- TASK REQUIREMENTS
Answer with a number only: how many lines of the data contain "title"?
○ ○ ○
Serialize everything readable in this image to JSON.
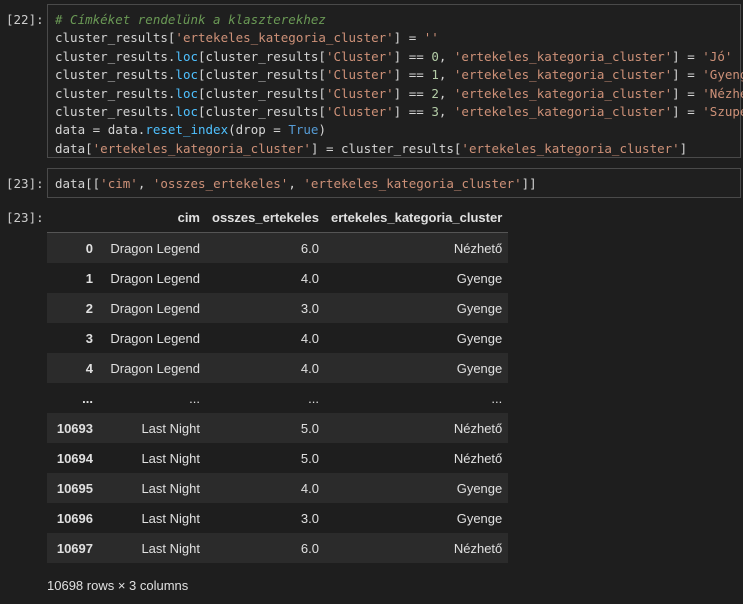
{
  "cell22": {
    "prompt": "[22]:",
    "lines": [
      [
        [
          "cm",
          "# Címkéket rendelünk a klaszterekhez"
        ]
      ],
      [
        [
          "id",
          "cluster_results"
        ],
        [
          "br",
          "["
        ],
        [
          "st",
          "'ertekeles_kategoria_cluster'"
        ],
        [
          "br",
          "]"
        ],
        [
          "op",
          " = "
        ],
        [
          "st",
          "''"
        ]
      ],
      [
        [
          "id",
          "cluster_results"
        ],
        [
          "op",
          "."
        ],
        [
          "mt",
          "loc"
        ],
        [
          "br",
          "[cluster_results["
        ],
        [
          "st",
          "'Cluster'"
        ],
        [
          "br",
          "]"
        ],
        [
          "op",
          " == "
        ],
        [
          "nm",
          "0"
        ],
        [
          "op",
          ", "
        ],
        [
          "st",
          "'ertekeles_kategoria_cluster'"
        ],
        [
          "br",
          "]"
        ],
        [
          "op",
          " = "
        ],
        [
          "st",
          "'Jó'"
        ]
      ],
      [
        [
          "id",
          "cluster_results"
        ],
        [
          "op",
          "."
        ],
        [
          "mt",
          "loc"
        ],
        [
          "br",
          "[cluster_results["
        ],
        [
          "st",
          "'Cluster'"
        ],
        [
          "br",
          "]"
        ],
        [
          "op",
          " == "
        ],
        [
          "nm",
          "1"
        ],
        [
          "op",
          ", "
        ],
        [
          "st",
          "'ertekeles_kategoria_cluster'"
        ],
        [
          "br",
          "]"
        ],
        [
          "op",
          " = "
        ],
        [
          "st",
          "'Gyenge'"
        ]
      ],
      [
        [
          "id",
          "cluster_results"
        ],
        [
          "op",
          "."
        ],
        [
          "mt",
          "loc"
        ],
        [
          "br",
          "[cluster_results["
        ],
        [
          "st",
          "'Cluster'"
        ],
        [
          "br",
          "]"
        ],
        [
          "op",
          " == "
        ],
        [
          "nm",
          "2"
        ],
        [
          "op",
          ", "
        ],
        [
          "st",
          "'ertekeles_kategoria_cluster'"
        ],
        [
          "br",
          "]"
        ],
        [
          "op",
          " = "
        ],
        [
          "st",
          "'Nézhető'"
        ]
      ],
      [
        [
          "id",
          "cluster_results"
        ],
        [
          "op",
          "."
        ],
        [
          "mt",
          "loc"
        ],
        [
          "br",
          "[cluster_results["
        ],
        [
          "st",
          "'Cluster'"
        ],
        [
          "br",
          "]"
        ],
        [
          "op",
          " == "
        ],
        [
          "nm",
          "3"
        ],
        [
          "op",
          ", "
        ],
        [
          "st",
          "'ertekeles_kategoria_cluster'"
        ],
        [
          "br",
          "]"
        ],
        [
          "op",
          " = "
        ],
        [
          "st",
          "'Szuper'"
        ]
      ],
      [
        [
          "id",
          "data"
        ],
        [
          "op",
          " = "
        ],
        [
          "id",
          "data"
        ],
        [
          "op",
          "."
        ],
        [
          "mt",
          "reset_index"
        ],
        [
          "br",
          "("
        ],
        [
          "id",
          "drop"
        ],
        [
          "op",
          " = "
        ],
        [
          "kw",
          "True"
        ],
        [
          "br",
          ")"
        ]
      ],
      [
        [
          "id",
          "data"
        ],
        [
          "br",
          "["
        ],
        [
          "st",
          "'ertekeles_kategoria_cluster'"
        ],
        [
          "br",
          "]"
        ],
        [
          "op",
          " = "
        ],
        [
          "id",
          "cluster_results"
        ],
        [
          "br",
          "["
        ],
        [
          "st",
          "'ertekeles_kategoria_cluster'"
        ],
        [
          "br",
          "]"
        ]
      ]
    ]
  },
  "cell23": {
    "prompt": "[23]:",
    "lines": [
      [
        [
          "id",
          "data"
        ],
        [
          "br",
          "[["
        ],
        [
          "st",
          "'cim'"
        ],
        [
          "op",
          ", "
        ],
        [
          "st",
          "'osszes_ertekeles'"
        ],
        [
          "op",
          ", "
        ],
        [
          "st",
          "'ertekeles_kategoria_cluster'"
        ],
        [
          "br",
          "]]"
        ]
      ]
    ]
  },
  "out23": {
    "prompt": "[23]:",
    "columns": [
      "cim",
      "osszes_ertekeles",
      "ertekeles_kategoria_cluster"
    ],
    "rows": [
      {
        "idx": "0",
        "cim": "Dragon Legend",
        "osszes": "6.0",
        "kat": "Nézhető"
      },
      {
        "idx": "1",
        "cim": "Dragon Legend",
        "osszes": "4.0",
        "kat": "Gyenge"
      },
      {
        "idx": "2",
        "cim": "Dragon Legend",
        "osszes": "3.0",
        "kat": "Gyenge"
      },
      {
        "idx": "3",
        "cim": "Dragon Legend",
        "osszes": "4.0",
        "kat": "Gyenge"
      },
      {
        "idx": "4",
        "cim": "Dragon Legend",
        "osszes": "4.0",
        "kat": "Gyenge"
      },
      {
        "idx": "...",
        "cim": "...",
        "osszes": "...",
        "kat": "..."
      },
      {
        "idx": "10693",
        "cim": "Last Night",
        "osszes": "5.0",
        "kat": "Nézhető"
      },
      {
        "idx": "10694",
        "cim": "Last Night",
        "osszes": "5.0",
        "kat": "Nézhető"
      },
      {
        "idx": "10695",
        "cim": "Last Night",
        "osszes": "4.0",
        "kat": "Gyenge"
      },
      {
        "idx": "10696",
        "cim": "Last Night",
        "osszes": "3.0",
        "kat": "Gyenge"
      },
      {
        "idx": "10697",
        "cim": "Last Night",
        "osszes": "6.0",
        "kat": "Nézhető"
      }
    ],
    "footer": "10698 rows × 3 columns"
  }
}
○ ○ ○
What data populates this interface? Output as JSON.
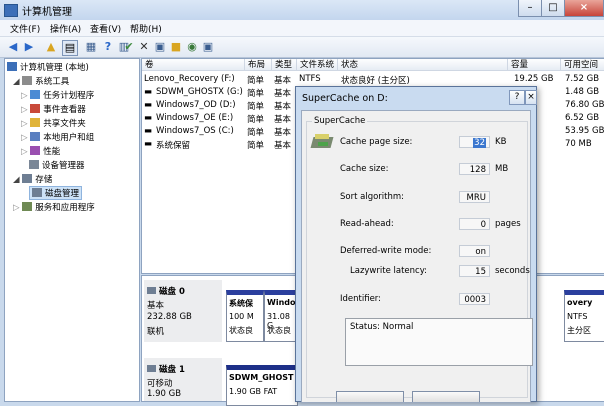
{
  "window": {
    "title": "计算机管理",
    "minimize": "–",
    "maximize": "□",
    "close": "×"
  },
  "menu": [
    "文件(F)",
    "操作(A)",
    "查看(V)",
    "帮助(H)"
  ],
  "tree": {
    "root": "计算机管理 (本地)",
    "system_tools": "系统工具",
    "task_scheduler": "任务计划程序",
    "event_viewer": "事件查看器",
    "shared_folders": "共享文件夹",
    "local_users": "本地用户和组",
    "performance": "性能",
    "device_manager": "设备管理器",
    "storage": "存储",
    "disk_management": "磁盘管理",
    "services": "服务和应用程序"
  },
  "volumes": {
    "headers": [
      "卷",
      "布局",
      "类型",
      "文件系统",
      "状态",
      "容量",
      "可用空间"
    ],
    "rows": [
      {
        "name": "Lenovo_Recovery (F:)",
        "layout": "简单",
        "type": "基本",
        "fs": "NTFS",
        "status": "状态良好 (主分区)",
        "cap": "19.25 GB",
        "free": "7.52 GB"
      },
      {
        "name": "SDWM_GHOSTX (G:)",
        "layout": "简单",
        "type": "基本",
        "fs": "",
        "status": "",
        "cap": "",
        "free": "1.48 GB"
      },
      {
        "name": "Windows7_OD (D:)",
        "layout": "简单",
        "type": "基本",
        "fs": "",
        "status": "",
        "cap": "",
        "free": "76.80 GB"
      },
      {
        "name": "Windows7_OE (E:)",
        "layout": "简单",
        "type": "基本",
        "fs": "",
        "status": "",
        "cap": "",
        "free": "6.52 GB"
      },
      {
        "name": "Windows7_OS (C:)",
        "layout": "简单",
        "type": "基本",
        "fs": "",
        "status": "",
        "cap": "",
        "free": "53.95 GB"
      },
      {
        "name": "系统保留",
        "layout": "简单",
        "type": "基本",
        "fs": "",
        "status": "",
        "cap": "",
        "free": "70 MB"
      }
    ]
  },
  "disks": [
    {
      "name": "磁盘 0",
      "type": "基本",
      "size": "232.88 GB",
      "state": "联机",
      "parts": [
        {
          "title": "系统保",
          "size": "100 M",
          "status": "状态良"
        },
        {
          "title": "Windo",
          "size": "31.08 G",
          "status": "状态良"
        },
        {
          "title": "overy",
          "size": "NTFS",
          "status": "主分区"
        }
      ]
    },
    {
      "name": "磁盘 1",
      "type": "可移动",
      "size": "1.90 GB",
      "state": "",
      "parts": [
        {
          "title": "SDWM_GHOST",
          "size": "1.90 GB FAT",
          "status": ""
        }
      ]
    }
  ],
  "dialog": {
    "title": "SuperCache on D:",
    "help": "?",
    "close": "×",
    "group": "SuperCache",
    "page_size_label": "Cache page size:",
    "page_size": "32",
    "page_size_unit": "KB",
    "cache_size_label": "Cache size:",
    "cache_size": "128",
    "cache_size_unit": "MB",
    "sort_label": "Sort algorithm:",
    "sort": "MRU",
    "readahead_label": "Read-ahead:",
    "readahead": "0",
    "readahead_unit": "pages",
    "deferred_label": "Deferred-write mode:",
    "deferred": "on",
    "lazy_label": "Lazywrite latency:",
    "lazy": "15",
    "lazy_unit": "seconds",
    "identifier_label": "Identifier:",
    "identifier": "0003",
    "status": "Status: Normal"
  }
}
○ ○ ○
- SOLUTION TO THIS PROBLEM
6